_OBJECTIVE_:
Wherever a line holds the word "JSON", copy that line out.

_RECORDS FOR THIS EXERCISE_:
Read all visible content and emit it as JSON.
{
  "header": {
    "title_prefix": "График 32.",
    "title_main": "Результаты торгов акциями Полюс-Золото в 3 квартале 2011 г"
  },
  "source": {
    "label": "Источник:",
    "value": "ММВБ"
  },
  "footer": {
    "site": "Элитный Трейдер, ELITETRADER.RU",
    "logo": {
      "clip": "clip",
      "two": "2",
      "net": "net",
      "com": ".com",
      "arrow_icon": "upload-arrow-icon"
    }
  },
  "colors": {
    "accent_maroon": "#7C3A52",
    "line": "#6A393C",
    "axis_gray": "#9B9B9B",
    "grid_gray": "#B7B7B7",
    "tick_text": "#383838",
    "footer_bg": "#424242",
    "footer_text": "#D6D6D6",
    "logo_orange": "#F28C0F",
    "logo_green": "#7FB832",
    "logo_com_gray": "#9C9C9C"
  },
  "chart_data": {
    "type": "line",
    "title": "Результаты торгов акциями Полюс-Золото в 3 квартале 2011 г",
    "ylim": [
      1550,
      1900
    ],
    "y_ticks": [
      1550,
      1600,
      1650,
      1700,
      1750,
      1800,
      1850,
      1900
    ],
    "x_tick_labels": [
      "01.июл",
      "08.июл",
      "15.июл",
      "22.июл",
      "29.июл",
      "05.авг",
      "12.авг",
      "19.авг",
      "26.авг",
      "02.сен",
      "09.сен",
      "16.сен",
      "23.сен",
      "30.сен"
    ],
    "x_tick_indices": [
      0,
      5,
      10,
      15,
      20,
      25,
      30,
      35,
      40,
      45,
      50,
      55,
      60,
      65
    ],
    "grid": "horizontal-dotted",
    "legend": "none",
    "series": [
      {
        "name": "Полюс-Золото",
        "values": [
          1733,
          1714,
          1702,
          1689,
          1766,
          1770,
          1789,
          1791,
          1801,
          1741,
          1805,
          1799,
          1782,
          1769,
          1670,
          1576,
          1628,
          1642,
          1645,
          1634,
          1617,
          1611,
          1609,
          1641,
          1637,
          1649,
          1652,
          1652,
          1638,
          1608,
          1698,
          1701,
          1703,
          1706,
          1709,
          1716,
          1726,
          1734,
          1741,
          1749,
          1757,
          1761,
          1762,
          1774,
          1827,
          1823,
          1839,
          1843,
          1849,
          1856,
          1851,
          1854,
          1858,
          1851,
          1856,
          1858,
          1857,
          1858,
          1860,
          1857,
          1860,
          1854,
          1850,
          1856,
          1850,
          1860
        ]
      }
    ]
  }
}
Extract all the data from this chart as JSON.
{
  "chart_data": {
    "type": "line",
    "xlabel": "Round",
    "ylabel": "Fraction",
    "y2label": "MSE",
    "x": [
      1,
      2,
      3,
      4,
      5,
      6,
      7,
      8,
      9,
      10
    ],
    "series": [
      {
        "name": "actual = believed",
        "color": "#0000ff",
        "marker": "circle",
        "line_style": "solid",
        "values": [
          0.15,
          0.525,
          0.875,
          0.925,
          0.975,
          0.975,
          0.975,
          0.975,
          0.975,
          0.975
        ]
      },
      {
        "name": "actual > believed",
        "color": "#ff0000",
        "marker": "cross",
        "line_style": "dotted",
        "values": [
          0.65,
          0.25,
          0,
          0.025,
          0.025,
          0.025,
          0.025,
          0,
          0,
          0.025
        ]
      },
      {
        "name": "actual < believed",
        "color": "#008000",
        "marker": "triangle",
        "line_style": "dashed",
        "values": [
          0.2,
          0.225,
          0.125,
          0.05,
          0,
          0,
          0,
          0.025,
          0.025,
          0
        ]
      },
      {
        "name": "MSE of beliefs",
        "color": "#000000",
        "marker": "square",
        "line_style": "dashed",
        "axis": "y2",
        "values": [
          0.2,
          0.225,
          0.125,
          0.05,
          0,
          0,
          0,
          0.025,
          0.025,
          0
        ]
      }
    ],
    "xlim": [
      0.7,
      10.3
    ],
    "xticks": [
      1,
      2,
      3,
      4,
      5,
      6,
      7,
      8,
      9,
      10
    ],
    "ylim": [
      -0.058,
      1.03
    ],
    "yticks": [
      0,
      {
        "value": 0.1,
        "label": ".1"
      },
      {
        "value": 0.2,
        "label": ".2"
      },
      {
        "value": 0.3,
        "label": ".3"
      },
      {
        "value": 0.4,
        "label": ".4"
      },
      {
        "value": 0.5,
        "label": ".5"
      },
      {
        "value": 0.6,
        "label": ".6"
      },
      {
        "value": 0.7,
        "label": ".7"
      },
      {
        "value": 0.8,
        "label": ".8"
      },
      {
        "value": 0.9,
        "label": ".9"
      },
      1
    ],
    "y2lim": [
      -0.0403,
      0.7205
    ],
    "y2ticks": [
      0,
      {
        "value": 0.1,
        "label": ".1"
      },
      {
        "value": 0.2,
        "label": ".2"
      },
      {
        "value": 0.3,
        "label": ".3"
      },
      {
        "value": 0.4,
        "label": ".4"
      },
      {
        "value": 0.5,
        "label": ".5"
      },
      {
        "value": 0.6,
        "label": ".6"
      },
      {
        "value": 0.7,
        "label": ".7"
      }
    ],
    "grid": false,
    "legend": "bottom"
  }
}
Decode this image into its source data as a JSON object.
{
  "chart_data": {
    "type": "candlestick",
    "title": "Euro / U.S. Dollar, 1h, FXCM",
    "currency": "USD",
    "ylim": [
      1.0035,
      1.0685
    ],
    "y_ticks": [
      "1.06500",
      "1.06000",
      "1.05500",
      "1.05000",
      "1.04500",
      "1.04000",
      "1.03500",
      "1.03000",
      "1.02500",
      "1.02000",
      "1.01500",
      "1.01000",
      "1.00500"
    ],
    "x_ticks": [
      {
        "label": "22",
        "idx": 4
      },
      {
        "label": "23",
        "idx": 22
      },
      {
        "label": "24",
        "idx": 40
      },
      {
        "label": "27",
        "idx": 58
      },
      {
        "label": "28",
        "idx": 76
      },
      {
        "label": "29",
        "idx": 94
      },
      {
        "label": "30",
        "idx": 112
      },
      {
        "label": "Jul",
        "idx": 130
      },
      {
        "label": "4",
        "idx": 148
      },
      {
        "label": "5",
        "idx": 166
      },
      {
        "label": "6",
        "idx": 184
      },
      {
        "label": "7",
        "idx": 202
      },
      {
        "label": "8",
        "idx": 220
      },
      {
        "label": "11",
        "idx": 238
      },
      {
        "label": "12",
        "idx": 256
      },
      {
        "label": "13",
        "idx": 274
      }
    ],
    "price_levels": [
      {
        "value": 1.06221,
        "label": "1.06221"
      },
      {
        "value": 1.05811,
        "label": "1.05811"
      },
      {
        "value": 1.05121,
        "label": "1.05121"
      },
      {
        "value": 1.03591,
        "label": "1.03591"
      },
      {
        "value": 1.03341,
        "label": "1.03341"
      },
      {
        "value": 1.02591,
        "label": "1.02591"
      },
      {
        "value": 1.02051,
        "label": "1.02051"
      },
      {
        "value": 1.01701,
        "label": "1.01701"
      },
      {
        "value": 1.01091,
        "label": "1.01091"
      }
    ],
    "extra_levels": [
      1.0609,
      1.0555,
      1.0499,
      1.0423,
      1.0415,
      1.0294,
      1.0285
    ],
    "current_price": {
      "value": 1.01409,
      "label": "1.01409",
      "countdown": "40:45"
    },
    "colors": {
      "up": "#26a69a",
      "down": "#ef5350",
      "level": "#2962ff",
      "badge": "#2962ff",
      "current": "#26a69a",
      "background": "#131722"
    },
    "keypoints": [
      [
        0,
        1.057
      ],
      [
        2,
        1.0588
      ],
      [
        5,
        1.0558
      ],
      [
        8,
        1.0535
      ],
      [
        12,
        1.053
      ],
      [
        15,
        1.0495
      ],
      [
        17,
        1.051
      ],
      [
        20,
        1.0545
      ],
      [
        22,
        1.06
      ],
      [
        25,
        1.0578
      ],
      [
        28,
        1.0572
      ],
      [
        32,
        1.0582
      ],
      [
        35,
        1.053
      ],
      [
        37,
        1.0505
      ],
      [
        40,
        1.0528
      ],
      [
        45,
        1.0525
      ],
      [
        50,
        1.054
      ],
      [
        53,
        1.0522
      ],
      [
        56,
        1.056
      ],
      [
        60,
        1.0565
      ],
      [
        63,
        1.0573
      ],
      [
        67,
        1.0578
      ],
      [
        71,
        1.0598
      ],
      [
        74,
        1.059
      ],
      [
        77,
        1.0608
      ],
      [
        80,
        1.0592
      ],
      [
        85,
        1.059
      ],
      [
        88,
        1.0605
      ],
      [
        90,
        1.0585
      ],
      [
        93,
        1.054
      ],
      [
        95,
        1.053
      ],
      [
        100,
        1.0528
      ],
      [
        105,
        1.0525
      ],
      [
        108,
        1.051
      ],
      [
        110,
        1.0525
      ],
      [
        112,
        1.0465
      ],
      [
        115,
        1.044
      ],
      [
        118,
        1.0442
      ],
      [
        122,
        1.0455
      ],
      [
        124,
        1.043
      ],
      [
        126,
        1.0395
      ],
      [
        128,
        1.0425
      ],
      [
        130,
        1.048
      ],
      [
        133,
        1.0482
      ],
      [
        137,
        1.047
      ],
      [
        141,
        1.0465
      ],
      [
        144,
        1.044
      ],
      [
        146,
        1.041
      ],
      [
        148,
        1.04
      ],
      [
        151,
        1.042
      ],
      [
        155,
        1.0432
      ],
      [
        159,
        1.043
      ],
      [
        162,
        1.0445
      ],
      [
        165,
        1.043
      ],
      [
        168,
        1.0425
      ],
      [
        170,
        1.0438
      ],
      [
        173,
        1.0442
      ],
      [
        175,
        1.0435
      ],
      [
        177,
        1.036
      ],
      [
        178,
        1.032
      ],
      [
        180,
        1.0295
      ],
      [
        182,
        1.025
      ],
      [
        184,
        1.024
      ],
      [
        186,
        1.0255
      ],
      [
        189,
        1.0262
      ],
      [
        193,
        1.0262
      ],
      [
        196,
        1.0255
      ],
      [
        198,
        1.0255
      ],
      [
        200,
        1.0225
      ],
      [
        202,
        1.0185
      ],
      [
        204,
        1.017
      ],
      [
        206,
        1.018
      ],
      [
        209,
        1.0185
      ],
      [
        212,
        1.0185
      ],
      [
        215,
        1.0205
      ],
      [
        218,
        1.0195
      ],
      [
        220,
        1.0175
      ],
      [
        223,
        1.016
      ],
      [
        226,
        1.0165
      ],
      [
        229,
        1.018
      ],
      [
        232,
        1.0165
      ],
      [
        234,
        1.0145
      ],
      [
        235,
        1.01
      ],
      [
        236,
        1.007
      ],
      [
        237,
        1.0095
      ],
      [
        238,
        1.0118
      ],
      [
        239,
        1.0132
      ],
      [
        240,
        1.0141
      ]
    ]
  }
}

_OUTPUT_:
Read all visible content and emit it as JSON.
Extract all the data from this chart as JSON.
Decode this image into its source data as a JSON object.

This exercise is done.